>> Begin RECORDS
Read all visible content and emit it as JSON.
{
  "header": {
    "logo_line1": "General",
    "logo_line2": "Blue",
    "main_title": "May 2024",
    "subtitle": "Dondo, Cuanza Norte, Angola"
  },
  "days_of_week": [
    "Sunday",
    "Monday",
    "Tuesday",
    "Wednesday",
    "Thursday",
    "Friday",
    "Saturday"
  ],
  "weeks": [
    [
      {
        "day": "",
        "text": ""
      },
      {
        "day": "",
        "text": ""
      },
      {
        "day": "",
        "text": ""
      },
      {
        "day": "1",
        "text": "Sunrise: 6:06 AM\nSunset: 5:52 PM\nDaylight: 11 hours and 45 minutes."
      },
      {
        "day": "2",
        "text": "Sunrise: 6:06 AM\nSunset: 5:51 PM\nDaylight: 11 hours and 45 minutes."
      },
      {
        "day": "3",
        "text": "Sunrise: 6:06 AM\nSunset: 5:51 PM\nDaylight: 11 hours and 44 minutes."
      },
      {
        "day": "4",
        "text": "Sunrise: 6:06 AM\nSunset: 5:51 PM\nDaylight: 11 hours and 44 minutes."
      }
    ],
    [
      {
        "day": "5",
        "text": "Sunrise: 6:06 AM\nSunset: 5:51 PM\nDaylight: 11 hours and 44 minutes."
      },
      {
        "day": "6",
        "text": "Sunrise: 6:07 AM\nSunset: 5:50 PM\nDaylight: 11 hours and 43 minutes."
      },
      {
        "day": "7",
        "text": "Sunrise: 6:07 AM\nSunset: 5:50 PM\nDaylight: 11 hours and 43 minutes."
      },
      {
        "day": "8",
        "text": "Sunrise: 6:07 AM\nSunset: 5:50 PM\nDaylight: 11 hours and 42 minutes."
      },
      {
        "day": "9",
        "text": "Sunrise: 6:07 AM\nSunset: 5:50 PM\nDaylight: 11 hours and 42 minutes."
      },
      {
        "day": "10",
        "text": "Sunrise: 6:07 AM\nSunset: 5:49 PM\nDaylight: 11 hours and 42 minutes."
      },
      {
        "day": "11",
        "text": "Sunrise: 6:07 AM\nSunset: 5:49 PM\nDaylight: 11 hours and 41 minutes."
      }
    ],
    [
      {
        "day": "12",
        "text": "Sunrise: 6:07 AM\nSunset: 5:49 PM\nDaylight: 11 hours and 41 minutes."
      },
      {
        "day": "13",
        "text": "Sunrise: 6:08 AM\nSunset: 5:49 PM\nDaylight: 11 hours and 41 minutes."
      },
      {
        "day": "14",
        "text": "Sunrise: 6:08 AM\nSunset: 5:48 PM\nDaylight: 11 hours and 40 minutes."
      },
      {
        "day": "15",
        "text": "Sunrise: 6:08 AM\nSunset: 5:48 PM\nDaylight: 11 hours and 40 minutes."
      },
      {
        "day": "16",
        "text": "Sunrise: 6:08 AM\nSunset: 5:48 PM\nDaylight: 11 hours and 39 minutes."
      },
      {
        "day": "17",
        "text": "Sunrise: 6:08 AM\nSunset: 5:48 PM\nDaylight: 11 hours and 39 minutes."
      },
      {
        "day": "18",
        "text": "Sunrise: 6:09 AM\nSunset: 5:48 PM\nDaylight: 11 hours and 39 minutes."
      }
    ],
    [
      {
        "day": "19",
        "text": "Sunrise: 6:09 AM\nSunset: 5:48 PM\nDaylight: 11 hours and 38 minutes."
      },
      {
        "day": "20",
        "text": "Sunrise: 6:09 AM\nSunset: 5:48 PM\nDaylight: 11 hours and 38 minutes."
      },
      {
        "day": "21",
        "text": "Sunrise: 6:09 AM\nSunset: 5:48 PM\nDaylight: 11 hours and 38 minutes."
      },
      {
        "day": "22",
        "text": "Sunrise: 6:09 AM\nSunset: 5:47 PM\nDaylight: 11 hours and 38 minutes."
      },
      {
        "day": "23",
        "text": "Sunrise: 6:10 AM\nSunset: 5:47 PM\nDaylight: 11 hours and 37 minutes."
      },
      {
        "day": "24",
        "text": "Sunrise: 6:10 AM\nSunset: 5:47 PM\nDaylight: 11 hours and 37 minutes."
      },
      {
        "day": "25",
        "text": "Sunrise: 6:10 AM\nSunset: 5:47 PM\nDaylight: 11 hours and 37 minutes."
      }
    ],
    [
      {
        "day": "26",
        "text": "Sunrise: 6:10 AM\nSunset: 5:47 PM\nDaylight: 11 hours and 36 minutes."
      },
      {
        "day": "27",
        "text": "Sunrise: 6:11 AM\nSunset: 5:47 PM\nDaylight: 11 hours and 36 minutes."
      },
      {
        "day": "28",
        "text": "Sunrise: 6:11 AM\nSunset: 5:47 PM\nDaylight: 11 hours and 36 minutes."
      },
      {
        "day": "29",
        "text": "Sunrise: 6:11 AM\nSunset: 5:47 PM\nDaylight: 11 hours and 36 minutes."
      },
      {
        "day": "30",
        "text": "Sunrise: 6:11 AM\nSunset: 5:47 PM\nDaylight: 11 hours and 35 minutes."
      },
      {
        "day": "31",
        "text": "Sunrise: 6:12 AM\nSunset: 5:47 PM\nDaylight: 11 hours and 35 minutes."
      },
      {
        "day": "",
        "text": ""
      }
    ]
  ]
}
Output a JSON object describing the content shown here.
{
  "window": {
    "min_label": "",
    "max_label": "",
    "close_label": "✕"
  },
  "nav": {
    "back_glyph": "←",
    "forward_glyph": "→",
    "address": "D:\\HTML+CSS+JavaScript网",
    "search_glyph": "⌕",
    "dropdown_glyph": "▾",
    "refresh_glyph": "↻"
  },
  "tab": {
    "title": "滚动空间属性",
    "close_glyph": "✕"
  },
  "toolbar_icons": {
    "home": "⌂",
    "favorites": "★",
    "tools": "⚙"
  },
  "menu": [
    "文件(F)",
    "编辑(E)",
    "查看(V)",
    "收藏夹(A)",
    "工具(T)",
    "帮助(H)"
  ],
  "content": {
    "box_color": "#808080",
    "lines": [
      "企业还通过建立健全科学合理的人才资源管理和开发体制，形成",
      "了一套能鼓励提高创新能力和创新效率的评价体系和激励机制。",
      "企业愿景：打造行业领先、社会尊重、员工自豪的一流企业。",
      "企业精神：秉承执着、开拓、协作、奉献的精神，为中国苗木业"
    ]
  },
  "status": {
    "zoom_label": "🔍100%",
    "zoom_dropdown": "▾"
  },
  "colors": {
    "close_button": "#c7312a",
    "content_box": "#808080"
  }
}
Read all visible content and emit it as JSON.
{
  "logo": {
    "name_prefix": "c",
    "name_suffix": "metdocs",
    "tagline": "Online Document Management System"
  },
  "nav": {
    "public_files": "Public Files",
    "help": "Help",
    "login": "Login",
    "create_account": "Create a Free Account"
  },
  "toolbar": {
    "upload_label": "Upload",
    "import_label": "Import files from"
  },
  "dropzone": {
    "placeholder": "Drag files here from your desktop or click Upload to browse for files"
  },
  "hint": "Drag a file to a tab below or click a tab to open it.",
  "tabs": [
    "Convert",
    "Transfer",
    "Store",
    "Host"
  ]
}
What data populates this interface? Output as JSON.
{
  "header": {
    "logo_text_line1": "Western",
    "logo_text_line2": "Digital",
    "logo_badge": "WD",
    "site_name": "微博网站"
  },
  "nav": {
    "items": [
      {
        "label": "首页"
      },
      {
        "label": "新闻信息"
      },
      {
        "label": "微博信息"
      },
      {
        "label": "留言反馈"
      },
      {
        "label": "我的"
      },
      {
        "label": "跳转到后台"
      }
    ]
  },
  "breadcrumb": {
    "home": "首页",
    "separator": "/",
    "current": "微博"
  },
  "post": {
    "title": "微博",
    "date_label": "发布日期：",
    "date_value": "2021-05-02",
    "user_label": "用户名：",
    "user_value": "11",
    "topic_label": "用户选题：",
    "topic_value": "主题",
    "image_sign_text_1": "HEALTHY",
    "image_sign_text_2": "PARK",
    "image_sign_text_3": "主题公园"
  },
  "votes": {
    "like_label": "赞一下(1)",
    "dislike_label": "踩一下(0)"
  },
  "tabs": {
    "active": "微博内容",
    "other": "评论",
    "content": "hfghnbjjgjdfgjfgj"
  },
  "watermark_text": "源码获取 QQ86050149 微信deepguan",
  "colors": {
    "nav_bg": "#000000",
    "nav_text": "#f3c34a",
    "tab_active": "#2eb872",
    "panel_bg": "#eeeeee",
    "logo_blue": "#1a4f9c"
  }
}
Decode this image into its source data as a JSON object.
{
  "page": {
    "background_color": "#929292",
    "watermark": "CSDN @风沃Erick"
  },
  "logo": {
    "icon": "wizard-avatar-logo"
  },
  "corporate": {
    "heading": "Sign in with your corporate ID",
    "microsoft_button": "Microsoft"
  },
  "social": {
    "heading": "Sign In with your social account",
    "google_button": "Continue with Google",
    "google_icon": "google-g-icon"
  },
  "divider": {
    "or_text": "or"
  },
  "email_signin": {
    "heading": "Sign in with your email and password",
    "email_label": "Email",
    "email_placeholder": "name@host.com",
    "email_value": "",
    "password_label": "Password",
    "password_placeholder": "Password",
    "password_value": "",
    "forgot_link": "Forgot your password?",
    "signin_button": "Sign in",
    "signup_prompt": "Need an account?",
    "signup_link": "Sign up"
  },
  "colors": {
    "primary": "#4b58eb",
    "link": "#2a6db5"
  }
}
>> End RECORDS
◆ **WRITTEN REQUEST**:
Every line containing the string "Upload" must be listed.

◆ **THE SOLUTION**:
    "upload_label": "Upload",
    "placeholder": "Drag files here from your desktop or click Upload to browse for files"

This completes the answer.